**What is needed**
Return every line below as is, leaving out the pictures.

**Task material**
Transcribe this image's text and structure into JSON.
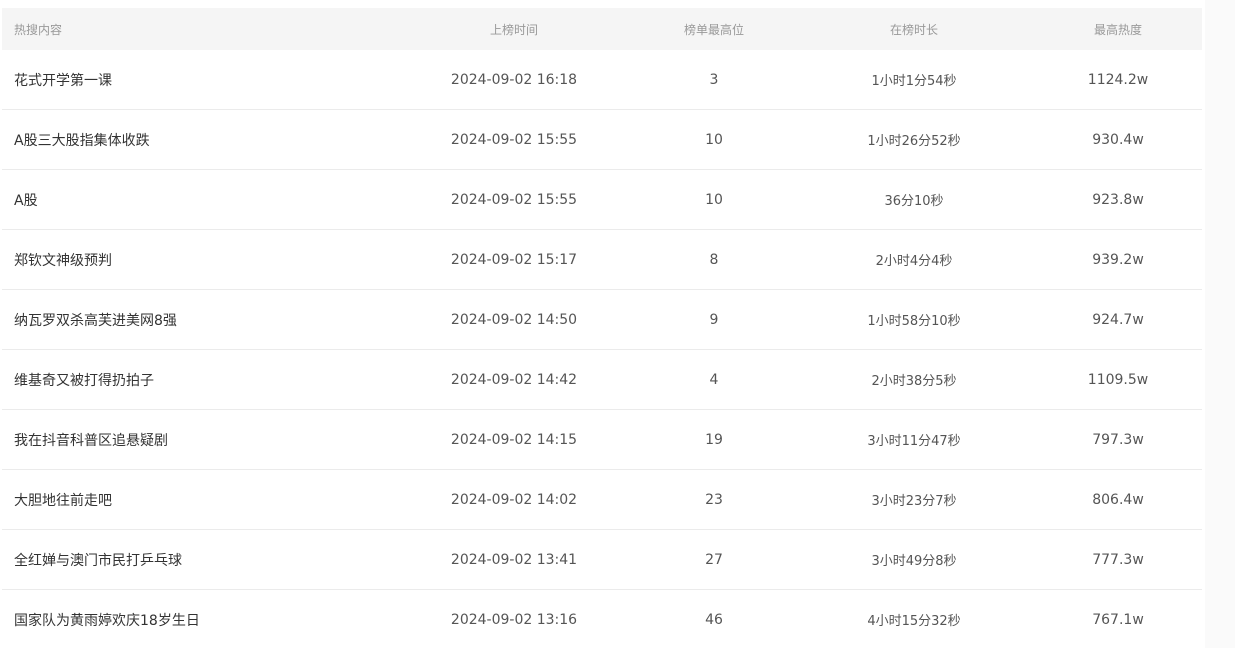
{
  "table": {
    "headers": {
      "title": "热搜内容",
      "time": "上榜时间",
      "rank": "榜单最高位",
      "duration": "在榜时长",
      "heat": "最高热度"
    },
    "rows": [
      {
        "title": "花式开学第一课",
        "time": "2024-09-02 16:18",
        "rank": "3",
        "duration": "1小时1分54秒",
        "heat": "1124.2w"
      },
      {
        "title": "A股三大股指集体收跌",
        "time": "2024-09-02 15:55",
        "rank": "10",
        "duration": "1小时26分52秒",
        "heat": "930.4w"
      },
      {
        "title": "A股",
        "time": "2024-09-02 15:55",
        "rank": "10",
        "duration": "36分10秒",
        "heat": "923.8w"
      },
      {
        "title": "郑钦文神级预判",
        "time": "2024-09-02 15:17",
        "rank": "8",
        "duration": "2小时4分4秒",
        "heat": "939.2w"
      },
      {
        "title": "纳瓦罗双杀高芙进美网8强",
        "time": "2024-09-02 14:50",
        "rank": "9",
        "duration": "1小时58分10秒",
        "heat": "924.7w"
      },
      {
        "title": "维基奇又被打得扔拍子",
        "time": "2024-09-02 14:42",
        "rank": "4",
        "duration": "2小时38分5秒",
        "heat": "1109.5w"
      },
      {
        "title": "我在抖音科普区追悬疑剧",
        "time": "2024-09-02 14:15",
        "rank": "19",
        "duration": "3小时11分47秒",
        "heat": "797.3w"
      },
      {
        "title": "大胆地往前走吧",
        "time": "2024-09-02 14:02",
        "rank": "23",
        "duration": "3小时23分7秒",
        "heat": "806.4w"
      },
      {
        "title": "全红婵与澳门市民打乒乓球",
        "time": "2024-09-02 13:41",
        "rank": "27",
        "duration": "3小时49分8秒",
        "heat": "777.3w"
      },
      {
        "title": "国家队为黄雨婷欢庆18岁生日",
        "time": "2024-09-02 13:16",
        "rank": "46",
        "duration": "4小时15分32秒",
        "heat": "767.1w"
      }
    ]
  }
}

**Answer to this task**
Transcribe this image's text and structure into JSON.
{
  "table": {
    "headers": {
      "title": "热搜内容",
      "time": "上榜时间",
      "rank": "榜单最高位",
      "duration": "在榜时长",
      "heat": "最高热度"
    },
    "rows": [
      {
        "title": "花式开学第一课",
        "time": "2024-09-02 16:18",
        "rank": "3",
        "duration": "1小时1分54秒",
        "heat": "1124.2w"
      },
      {
        "title": "A股三大股指集体收跌",
        "time": "2024-09-02 15:55",
        "rank": "10",
        "duration": "1小时26分52秒",
        "heat": "930.4w"
      },
      {
        "title": "A股",
        "time": "2024-09-02 15:55",
        "rank": "10",
        "duration": "36分10秒",
        "heat": "923.8w"
      },
      {
        "title": "郑钦文神级预判",
        "time": "2024-09-02 15:17",
        "rank": "8",
        "duration": "2小时4分4秒",
        "heat": "939.2w"
      },
      {
        "title": "纳瓦罗双杀高芙进美网8强",
        "time": "2024-09-02 14:50",
        "rank": "9",
        "duration": "1小时58分10秒",
        "heat": "924.7w"
      },
      {
        "title": "维基奇又被打得扔拍子",
        "time": "2024-09-02 14:42",
        "rank": "4",
        "duration": "2小时38分5秒",
        "heat": "1109.5w"
      },
      {
        "title": "我在抖音科普区追悬疑剧",
        "time": "2024-09-02 14:15",
        "rank": "19",
        "duration": "3小时11分47秒",
        "heat": "797.3w"
      },
      {
        "title": "大胆地往前走吧",
        "time": "2024-09-02 14:02",
        "rank": "23",
        "duration": "3小时23分7秒",
        "heat": "806.4w"
      },
      {
        "title": "全红婵与澳门市民打乒乓球",
        "time": "2024-09-02 13:41",
        "rank": "27",
        "duration": "3小时49分8秒",
        "heat": "777.3w"
      },
      {
        "title": "国家队为黄雨婷欢庆18岁生日",
        "time": "2024-09-02 13:16",
        "rank": "46",
        "duration": "4小时15分32秒",
        "heat": "767.1w"
      }
    ]
  }
}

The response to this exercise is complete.